EXERCISE DETAILS - Restate, word for word, all of the material shown below.

Stored items:
====================

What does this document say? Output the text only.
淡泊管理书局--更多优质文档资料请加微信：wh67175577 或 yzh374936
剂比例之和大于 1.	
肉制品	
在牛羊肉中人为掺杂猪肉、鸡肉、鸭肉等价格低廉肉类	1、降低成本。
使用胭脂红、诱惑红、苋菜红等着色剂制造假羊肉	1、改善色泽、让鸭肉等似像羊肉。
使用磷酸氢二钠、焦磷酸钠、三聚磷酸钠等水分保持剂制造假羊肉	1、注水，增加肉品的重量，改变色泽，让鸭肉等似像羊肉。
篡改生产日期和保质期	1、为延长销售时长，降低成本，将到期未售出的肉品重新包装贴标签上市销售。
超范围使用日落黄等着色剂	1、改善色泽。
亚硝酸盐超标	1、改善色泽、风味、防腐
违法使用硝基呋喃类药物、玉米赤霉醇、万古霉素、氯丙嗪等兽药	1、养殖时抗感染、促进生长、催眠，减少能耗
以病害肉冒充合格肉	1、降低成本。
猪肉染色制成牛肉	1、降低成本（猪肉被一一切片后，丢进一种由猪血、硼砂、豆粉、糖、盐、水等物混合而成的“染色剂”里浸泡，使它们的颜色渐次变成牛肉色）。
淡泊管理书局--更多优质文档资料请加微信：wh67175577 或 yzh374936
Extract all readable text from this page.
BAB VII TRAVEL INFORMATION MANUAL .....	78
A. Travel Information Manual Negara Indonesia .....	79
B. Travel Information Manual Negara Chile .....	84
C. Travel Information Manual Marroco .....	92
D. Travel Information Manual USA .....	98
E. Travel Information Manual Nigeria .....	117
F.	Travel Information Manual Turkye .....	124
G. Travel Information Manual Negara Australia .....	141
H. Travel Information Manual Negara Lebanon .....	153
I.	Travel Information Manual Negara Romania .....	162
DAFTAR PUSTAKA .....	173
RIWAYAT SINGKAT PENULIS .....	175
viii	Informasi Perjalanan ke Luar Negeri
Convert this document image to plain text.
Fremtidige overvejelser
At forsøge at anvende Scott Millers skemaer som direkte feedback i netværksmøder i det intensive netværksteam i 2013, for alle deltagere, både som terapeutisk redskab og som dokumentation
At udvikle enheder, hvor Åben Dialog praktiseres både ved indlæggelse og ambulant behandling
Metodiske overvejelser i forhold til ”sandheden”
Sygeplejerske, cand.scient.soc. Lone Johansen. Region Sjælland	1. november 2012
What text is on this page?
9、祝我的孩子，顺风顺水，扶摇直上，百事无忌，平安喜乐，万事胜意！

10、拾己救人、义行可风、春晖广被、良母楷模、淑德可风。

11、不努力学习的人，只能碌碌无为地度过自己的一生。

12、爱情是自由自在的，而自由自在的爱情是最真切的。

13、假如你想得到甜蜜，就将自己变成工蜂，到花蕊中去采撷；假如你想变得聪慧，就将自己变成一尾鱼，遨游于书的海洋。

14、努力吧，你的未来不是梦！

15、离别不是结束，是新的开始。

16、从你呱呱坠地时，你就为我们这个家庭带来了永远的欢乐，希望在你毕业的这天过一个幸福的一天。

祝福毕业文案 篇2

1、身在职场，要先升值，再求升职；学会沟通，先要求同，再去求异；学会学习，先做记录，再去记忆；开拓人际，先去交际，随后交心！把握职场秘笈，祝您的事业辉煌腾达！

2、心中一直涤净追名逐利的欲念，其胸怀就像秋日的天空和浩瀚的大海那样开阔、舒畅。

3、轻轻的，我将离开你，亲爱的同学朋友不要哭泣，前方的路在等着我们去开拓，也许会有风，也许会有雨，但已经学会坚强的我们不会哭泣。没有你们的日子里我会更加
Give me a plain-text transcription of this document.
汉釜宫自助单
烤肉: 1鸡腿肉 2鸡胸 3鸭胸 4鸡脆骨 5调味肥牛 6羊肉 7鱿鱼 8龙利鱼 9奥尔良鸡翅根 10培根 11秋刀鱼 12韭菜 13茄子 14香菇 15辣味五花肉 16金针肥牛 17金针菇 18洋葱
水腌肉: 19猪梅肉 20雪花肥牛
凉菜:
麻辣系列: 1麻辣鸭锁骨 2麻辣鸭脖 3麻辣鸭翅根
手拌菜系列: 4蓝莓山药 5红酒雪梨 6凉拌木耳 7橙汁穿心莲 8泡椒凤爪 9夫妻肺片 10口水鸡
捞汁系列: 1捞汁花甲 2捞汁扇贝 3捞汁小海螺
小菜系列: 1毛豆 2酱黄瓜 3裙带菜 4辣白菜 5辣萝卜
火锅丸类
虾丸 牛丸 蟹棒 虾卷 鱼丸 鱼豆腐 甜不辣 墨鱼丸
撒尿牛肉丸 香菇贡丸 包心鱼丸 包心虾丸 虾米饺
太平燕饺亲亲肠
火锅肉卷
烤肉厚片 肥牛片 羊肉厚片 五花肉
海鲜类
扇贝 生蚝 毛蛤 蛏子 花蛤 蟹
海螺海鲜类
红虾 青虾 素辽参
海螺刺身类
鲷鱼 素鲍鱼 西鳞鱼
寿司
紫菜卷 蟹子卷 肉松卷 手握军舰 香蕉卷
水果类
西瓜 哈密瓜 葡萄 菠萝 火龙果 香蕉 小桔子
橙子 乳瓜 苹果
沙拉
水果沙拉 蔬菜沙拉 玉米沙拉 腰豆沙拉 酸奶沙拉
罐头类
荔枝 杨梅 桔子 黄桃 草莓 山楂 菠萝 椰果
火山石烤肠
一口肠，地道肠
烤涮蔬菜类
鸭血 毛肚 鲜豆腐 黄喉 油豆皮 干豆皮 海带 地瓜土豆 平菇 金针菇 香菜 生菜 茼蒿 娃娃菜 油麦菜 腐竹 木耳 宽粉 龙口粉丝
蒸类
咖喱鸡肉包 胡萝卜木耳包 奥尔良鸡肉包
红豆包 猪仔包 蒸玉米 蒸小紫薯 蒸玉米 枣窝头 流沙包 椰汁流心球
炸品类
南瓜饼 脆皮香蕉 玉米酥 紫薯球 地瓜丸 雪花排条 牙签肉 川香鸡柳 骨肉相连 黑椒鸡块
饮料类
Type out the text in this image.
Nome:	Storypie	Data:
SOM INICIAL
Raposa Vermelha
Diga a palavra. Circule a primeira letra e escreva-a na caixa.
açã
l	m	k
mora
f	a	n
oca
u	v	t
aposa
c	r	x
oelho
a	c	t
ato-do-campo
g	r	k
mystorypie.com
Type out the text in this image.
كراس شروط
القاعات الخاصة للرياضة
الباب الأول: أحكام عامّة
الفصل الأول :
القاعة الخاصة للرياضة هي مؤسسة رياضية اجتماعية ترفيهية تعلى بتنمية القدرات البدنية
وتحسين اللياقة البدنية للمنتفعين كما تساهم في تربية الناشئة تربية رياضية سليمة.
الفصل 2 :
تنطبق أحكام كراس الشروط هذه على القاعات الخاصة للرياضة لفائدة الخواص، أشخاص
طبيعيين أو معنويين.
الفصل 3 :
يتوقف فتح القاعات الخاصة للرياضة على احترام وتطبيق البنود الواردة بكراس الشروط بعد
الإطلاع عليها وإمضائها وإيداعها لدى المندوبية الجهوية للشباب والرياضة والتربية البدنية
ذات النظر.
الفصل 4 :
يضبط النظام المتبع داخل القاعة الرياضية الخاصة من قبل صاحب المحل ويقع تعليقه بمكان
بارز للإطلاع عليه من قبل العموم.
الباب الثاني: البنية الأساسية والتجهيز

====================

RESPONSE TO THE TASK -
What does this document say? Output the text only.
淡泊管理书局--更多优质文档资料请加微信：wh67175577 或 yzh374936
剂比例之和大于 1.	
肉制品	
在牛羊肉中人为掺杂猪肉、鸡肉、鸭肉等价格低廉肉类	1、降低成本。
使用胭脂红、诱惑红、苋菜红等着色剂制造假羊肉	1、改善色泽、让鸭肉等似像羊肉。
使用磷酸氢二钠、焦磷酸钠、三聚磷酸钠等水分保持剂制造假羊肉	1、注水，增加肉品的重量，改变色泽，让鸭肉等似像羊肉。
篡改生产日期和保质期	1、为延长销售时长，降低成本，将到期未售出的肉品重新包装贴标签上市销售。
超范围使用日落黄等着色剂	1、改善色泽。
亚硝酸盐超标	1、改善色泽、风味、防腐
违法使用硝基呋喃类药物、玉米赤霉醇、万古霉素、氯丙嗪等兽药	1、养殖时抗感染、促进生长、催眠，减少能耗
以病害肉冒充合格肉	1、降低成本。
猪肉染色制成牛肉	1、降低成本（猪肉被一一切片后，丢进一种由猪血、硼砂、豆粉、糖、盐、水等物混合而成的“染色剂”里浸泡，使它们的颜色渐次变成牛肉色）。
淡泊管理书局--更多优质文档资料请加微信：wh67175577 或 yzh374936
Extract all readable text from this page.
BAB VII TRAVEL INFORMATION MANUAL .....	78
A. Travel Information Manual Negara Indonesia .....	79
B. Travel Information Manual Negara Chile .....	84
C. Travel Information Manual Marroco .....	92
D. Travel Information Manual USA .....	98
E. Travel Information Manual Nigeria .....	117
F.	Travel Information Manual Turkye .....	124
G. Travel Information Manual Negara Australia .....	141
H. Travel Information Manual Negara Lebanon .....	153
I.	Travel Information Manual Negara Romania .....	162
DAFTAR PUSTAKA .....	173
RIWAYAT SINGKAT PENULIS .....	175
viii	Informasi Perjalanan ke Luar Negeri
Convert this document image to plain text.
Fremtidige overvejelser
At forsøge at anvende Scott Millers skemaer som direkte feedback i netværksmøder i det intensive netværksteam i 2013, for alle deltagere, både som terapeutisk redskab og som dokumentation
At udvikle enheder, hvor Åben Dialog praktiseres både ved indlæggelse og ambulant behandling
Metodiske overvejelser i forhold til ”sandheden”
Sygeplejerske, cand.scient.soc. Lone Johansen. Region Sjælland	1. november 2012
What text is on this page?
9、祝我的孩子，顺风顺水，扶摇直上，百事无忌，平安喜乐，万事胜意！

10、拾己救人、义行可风、春晖广被、良母楷模、淑德可风。

11、不努力学习的人，只能碌碌无为地度过自己的一生。

12、爱情是自由自在的，而自由自在的爱情是最真切的。

13、假如你想得到甜蜜，就将自己变成工蜂，到花蕊中去采撷；假如你想变得聪慧，就将自己变成一尾鱼，遨游于书的海洋。

14、努力吧，你的未来不是梦！

15、离别不是结束，是新的开始。

16、从你呱呱坠地时，你就为我们这个家庭带来了永远的欢乐，希望在你毕业的这天过一个幸福的一天。

祝福毕业文案 篇2

1、身在职场，要先升值，再求升职；学会沟通，先要求同，再去求异；学会学习，先做记录，再去记忆；开拓人际，先去交际，随后交心！把握职场秘笈，祝您的事业辉煌腾达！

2、心中一直涤净追名逐利的欲念，其胸怀就像秋日的天空和浩瀚的大海那样开阔、舒畅。

3、轻轻的，我将离开你，亲爱的同学朋友不要哭泣，前方的路在等着我们去开拓，也许会有风，也许会有雨，但已经学会坚强的我们不会哭泣。没有你们的日子里我会更加
Give me a plain-text transcription of this document.
汉釜宫自助单
烤肉: 1鸡腿肉 2鸡胸 3鸭胸 4鸡脆骨 5调味肥牛 6羊肉 7鱿鱼 8龙利鱼 9奥尔良鸡翅根 10培根 11秋刀鱼 12韭菜 13茄子 14香菇 15辣味五花肉 16金针肥牛 17金针菇 18洋葱
水腌肉: 19猪梅肉 20雪花肥牛
凉菜:
麻辣系列: 1麻辣鸭锁骨 2麻辣鸭脖 3麻辣鸭翅根
手拌菜系列: 4蓝莓山药 5红酒雪梨 6凉拌木耳 7橙汁穿心莲 8泡椒凤爪 9夫妻肺片 10口水鸡
捞汁系列: 1捞汁花甲 2捞汁扇贝 3捞汁小海螺
小菜系列: 1毛豆 2酱黄瓜 3裙带菜 4辣白菜 5辣萝卜
火锅丸类
虾丸 牛丸 蟹棒 虾卷 鱼丸 鱼豆腐 甜不辣 墨鱼丸
撒尿牛肉丸 香菇贡丸 包心鱼丸 包心虾丸 虾米饺
太平燕饺亲亲肠
火锅肉卷
烤肉厚片 肥牛片 羊肉厚片 五花肉
海鲜类
扇贝 生蚝 毛蛤 蛏子 花蛤 蟹
海螺海鲜类
红虾 青虾 素辽参
海螺刺身类
鲷鱼 素鲍鱼 西鳞鱼
寿司
紫菜卷 蟹子卷 肉松卷 手握军舰 香蕉卷
水果类
西瓜 哈密瓜 葡萄 菠萝 火龙果 香蕉 小桔子
橙子 乳瓜 苹果
沙拉
水果沙拉 蔬菜沙拉 玉米沙拉 腰豆沙拉 酸奶沙拉
罐头类
荔枝 杨梅 桔子 黄桃 草莓 山楂 菠萝 椰果
火山石烤肠
一口肠，地道肠
烤涮蔬菜类
鸭血 毛肚 鲜豆腐 黄喉 油豆皮 干豆皮 海带 地瓜土豆 平菇 金针菇 香菜 生菜 茼蒿 娃娃菜 油麦菜 腐竹 木耳 宽粉 龙口粉丝
蒸类
咖喱鸡肉包 胡萝卜木耳包 奥尔良鸡肉包
红豆包 猪仔包 蒸玉米 蒸小紫薯 蒸玉米 枣窝头 流沙包 椰汁流心球
炸品类
南瓜饼 脆皮香蕉 玉米酥 紫薯球 地瓜丸 雪花排条 牙签肉 川香鸡柳 骨肉相连 黑椒鸡块
饮料类
Type out the text in this image.
Nome:	Storypie	Data:
SOM INICIAL
Raposa Vermelha
Diga a palavra. Circule a primeira letra e escreva-a na caixa.
açã
l	m	k
mora
f	a	n
oca
u	v	t
aposa
c	r	x
oelho
a	c	t
ato-do-campo
g	r	k
mystorypie.com
Type out the text in this image.
كراس شروط
القاعات الخاصة للرياضة
الباب الأول: أحكام عامّة
الفصل الأول :
القاعة الخاصة للرياضة هي مؤسسة رياضية اجتماعية ترفيهية تعلى بتنمية القدرات البدنية
وتحسين اللياقة البدنية للمنتفعين كما تساهم في تربية الناشئة تربية رياضية سليمة.
الفصل 2 :
تنطبق أحكام كراس الشروط هذه على القاعات الخاصة للرياضة لفائدة الخواص، أشخاص
طبيعيين أو معنويين.
الفصل 3 :
يتوقف فتح القاعات الخاصة للرياضة على احترام وتطبيق البنود الواردة بكراس الشروط بعد
الإطلاع عليها وإمضائها وإيداعها لدى المندوبية الجهوية للشباب والرياضة والتربية البدنية
ذات النظر.
الفصل 4 :
يضبط النظام المتبع داخل القاعة الرياضية الخاصة من قبل صاحب المحل ويقع تعليقه بمكان
بارز للإطلاع عليه من قبل العموم.
الباب الثاني: البنية الأساسية والتجهيز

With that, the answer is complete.